*What you need to do*: Copy every line of the entries that includes the word "Rollover".

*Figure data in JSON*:
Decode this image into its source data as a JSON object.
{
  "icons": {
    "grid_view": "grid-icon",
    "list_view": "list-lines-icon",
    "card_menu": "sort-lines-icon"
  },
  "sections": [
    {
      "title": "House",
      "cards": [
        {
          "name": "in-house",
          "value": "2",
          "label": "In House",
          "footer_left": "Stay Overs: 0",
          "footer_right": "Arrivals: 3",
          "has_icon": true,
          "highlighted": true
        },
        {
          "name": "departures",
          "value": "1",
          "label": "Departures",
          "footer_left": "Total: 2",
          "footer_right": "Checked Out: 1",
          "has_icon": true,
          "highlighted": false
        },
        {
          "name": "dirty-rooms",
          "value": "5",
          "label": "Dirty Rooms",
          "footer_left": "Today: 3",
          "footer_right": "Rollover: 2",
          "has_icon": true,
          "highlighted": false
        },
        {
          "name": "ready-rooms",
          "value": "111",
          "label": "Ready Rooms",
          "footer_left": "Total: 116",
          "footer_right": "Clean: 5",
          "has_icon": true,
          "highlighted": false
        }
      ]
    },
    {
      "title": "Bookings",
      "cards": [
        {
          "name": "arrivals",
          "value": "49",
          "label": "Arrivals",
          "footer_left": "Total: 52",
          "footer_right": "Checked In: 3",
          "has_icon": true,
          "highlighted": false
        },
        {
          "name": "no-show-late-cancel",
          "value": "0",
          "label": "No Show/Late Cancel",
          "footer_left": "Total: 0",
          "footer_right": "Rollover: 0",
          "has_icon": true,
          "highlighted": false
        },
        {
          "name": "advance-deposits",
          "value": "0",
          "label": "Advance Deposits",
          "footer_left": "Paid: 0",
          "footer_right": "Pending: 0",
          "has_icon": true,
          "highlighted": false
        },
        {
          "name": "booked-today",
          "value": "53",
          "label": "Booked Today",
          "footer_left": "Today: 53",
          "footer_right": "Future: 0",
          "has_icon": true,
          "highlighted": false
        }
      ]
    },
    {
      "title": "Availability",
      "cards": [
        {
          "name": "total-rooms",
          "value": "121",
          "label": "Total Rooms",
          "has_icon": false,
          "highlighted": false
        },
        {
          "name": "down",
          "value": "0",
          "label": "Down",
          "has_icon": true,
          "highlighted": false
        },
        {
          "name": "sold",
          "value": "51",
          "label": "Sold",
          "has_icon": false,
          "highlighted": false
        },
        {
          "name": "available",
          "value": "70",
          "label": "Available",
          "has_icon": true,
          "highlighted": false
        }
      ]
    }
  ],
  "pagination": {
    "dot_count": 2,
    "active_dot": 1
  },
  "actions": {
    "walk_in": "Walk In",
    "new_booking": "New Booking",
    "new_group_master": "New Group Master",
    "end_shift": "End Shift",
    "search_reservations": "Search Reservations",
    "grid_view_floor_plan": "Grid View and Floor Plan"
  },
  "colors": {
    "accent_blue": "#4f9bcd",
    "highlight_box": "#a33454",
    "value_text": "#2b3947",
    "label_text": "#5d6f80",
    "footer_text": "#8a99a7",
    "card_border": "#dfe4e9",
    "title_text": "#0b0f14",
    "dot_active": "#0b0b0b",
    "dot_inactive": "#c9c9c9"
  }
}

*Solution to this problem*:
          "footer_right": "Rollover: 2",
          "footer_right": "Rollover: 0",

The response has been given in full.